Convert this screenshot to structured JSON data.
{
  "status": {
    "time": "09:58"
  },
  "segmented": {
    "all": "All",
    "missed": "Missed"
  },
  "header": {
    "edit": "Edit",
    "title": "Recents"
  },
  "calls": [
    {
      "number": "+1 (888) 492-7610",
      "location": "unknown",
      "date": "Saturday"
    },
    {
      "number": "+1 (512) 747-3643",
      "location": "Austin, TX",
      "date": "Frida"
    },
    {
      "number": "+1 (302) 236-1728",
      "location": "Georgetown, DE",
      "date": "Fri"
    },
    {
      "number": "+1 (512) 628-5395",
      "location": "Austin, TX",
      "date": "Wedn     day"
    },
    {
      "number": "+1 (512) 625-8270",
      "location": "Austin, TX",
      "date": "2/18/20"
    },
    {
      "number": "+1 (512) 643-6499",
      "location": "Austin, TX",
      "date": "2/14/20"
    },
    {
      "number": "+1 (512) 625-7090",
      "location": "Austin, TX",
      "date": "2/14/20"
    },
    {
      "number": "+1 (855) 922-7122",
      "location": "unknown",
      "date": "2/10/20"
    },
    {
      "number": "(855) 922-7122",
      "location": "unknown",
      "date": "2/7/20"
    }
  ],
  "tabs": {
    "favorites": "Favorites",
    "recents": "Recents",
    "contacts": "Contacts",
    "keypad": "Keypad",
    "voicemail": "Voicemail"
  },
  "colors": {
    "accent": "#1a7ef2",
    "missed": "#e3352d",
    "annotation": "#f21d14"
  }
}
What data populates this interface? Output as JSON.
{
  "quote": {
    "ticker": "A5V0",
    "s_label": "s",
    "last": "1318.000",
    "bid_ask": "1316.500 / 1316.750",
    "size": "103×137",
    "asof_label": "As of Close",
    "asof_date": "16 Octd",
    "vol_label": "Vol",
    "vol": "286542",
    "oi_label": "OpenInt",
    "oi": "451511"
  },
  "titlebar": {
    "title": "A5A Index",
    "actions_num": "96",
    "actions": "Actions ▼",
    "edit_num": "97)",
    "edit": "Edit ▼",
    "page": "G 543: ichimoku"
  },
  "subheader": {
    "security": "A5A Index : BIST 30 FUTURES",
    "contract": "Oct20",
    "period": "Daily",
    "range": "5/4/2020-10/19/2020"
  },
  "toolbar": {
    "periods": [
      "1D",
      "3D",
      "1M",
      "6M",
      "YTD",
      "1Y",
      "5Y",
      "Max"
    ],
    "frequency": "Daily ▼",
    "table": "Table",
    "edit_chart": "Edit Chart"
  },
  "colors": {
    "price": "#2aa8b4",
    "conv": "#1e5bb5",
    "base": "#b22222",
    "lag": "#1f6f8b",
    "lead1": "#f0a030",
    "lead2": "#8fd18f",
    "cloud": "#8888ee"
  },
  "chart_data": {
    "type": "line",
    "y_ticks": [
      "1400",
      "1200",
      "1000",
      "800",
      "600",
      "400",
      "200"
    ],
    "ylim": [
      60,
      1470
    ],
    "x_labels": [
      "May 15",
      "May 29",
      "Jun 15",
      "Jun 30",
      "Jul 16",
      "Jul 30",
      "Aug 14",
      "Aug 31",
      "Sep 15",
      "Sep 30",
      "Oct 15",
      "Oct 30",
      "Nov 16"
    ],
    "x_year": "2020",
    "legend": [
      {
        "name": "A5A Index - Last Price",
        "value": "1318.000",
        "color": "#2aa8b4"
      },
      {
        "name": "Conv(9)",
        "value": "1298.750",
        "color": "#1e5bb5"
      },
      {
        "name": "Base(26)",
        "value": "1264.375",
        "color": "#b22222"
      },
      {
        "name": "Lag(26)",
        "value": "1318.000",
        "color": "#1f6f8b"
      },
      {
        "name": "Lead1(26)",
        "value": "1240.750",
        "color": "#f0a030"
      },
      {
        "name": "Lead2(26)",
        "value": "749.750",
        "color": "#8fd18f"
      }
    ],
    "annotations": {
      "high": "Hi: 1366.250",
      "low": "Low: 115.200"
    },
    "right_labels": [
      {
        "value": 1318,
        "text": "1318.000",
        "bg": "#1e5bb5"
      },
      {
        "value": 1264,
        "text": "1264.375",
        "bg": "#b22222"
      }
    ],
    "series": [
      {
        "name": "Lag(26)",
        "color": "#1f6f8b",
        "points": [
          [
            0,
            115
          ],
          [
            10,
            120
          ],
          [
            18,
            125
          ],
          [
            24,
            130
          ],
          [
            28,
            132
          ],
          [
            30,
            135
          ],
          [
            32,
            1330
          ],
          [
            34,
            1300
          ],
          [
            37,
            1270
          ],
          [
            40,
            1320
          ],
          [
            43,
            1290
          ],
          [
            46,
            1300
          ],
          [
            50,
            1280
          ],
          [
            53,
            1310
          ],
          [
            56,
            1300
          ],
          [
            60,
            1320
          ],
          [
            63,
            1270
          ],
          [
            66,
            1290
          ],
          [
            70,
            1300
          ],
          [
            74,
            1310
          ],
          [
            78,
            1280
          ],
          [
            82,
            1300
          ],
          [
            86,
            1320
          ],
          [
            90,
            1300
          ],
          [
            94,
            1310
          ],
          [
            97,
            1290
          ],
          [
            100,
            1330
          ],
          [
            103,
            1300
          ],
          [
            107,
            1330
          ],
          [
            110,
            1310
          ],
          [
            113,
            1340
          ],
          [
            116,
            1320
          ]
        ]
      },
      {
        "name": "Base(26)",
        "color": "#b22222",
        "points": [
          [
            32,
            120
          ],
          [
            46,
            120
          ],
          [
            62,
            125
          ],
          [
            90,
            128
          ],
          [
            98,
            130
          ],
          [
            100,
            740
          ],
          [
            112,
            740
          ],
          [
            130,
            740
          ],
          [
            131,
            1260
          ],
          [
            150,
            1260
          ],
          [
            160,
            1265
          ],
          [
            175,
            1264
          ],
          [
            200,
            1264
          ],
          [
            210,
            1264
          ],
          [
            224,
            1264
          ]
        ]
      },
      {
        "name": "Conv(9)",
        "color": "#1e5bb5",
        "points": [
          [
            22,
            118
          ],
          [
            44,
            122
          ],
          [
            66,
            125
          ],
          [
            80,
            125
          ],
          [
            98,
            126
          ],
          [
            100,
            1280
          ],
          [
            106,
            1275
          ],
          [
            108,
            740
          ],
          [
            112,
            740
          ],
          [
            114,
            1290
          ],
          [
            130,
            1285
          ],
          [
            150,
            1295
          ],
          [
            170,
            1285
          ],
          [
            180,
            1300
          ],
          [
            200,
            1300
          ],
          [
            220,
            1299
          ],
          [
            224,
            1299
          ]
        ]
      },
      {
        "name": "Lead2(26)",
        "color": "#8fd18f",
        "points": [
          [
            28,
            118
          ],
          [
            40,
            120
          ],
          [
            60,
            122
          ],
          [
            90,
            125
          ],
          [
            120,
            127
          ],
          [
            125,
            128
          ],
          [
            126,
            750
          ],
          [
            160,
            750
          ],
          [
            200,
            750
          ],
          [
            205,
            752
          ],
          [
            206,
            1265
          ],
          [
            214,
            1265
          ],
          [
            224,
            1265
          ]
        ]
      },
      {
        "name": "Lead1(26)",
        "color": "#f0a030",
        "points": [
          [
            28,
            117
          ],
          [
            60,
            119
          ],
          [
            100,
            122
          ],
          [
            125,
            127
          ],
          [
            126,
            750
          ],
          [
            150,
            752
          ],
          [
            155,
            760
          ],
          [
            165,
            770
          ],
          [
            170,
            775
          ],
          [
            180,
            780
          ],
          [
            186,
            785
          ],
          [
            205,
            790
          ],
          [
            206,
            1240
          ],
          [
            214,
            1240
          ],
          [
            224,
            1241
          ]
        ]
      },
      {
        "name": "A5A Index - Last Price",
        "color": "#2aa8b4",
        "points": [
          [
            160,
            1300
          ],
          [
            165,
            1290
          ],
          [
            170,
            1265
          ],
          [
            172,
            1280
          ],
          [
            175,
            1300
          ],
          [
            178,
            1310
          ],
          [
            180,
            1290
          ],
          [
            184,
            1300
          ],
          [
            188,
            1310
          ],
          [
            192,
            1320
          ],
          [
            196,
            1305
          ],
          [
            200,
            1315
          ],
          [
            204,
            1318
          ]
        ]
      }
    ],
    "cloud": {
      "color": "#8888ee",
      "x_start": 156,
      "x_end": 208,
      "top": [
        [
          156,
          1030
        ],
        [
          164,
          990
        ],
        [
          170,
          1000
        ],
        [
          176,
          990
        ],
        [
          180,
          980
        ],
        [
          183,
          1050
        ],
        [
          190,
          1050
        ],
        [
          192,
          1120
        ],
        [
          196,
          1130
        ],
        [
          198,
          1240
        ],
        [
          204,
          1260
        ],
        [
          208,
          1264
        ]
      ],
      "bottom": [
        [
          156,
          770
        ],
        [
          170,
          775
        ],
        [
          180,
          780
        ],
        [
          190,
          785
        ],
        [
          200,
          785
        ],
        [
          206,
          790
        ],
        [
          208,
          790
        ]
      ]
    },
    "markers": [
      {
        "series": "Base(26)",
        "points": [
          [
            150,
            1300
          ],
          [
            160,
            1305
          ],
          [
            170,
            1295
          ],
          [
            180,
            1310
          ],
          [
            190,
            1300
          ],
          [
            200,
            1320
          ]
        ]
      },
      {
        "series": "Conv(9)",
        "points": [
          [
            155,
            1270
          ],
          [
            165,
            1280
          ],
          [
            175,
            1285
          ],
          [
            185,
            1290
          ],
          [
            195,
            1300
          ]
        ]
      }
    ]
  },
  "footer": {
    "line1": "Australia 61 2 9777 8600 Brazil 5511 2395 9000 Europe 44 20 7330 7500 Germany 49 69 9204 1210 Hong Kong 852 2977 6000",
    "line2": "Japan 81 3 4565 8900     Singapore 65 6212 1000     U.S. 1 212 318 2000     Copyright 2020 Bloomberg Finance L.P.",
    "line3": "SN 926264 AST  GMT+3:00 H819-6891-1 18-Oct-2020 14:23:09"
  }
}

★ ★ ★ ★

▸ **TASK STATEMENT**
In the lines above, find each one with "value" and list it.

▸ **SOLUTION FOR THIS TASK**
        "value": "1318.000",
        "value": "1298.750",
        "value": "1264.375",
        "value": "1318.000",
        "value": "1240.750",
        "value": "749.750",
        "value": 1318,
        "value": 1264,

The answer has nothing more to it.